## Direction
Revise the stretch of the records from the line containing "data-point <box>728 276 732 280</box>" through the line containing "data-point <box>782 327 786 331</box>", substituting "outlier-marker" for "outlier-point" and leaving everything else unchanged. Output only those lines.

## Listed entries
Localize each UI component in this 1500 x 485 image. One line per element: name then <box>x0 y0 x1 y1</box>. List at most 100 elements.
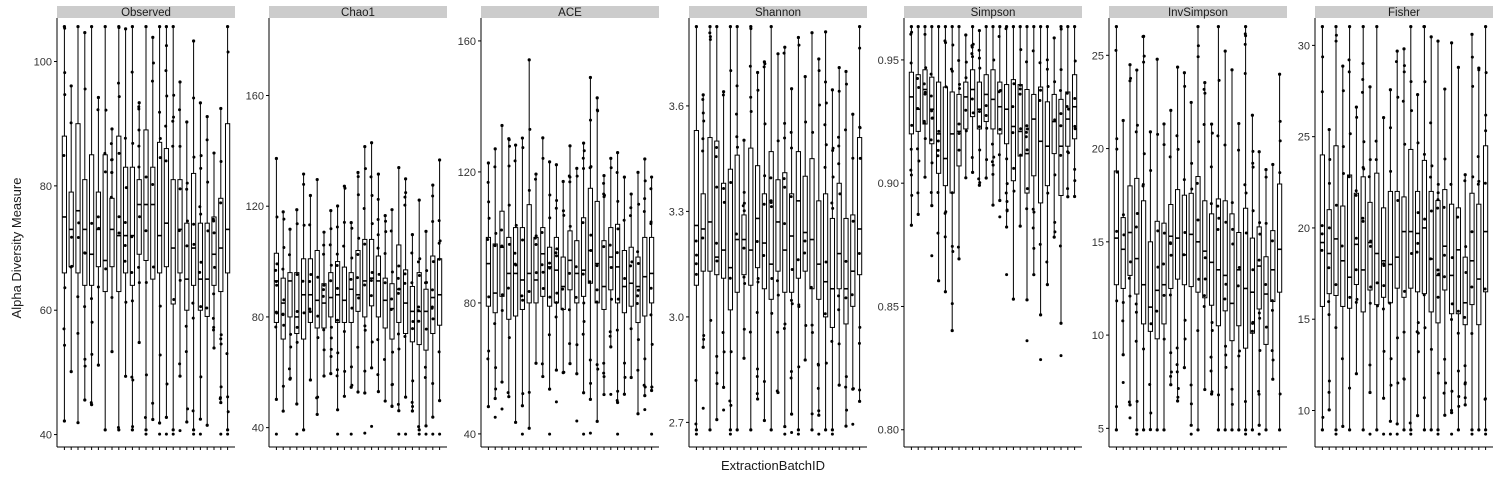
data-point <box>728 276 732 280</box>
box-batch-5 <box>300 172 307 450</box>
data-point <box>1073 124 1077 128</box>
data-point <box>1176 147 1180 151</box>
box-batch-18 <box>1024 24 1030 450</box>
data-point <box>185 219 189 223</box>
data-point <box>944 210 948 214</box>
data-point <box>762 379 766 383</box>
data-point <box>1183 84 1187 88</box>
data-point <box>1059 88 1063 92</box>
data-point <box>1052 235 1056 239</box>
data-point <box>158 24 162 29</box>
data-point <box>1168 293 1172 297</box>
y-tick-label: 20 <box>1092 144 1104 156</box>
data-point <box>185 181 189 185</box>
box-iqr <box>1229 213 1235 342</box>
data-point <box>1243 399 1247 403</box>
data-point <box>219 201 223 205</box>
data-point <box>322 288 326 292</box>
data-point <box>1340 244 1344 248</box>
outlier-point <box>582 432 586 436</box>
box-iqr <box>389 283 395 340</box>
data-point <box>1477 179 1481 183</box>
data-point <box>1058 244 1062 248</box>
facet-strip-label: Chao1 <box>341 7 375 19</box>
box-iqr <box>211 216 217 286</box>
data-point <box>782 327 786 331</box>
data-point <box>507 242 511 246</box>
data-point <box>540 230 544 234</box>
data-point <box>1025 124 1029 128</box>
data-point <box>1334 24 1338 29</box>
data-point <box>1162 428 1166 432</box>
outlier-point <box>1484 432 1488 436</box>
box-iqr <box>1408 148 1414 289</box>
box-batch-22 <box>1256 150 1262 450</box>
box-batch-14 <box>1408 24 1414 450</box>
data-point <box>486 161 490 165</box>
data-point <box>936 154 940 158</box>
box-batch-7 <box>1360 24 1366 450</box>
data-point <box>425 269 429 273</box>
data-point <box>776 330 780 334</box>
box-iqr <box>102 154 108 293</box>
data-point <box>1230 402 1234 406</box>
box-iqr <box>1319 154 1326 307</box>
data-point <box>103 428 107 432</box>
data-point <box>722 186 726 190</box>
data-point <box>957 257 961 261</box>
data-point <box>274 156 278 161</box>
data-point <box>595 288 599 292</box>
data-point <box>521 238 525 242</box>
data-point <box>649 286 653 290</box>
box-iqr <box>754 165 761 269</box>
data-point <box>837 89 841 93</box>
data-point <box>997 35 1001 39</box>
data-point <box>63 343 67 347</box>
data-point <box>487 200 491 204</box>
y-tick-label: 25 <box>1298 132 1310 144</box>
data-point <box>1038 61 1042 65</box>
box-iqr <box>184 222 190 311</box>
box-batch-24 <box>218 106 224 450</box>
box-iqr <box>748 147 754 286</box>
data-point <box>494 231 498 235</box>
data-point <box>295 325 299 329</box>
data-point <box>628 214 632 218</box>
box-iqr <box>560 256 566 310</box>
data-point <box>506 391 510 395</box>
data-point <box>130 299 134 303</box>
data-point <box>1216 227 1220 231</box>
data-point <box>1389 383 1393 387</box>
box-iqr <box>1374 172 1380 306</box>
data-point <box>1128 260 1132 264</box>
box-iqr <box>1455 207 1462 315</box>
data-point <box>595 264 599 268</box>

## Response to the exercise
data-point <box>728 276 732 280</box>
box-batch-5 <box>300 172 307 450</box>
data-point <box>1073 124 1077 128</box>
data-point <box>1176 147 1180 151</box>
box-batch-18 <box>1024 24 1030 450</box>
data-point <box>185 219 189 223</box>
data-point <box>944 210 948 214</box>
data-point <box>762 379 766 383</box>
data-point <box>1183 84 1187 88</box>
data-point <box>1059 88 1063 92</box>
data-point <box>1052 235 1056 239</box>
data-point <box>158 24 162 29</box>
data-point <box>1168 293 1172 297</box>
y-tick-label: 20 <box>1092 144 1104 156</box>
data-point <box>185 181 189 185</box>
box-iqr <box>1229 213 1235 342</box>
data-point <box>1243 399 1247 403</box>
data-point <box>219 201 223 205</box>
data-point <box>322 288 326 292</box>
data-point <box>1340 244 1344 248</box>
outlier-marker <box>582 432 586 436</box>
box-iqr <box>389 283 395 340</box>
data-point <box>1477 179 1481 183</box>
data-point <box>1058 244 1062 248</box>
facet-strip-label: Chao1 <box>341 7 375 19</box>
box-iqr <box>211 216 217 286</box>
data-point <box>782 327 786 331</box>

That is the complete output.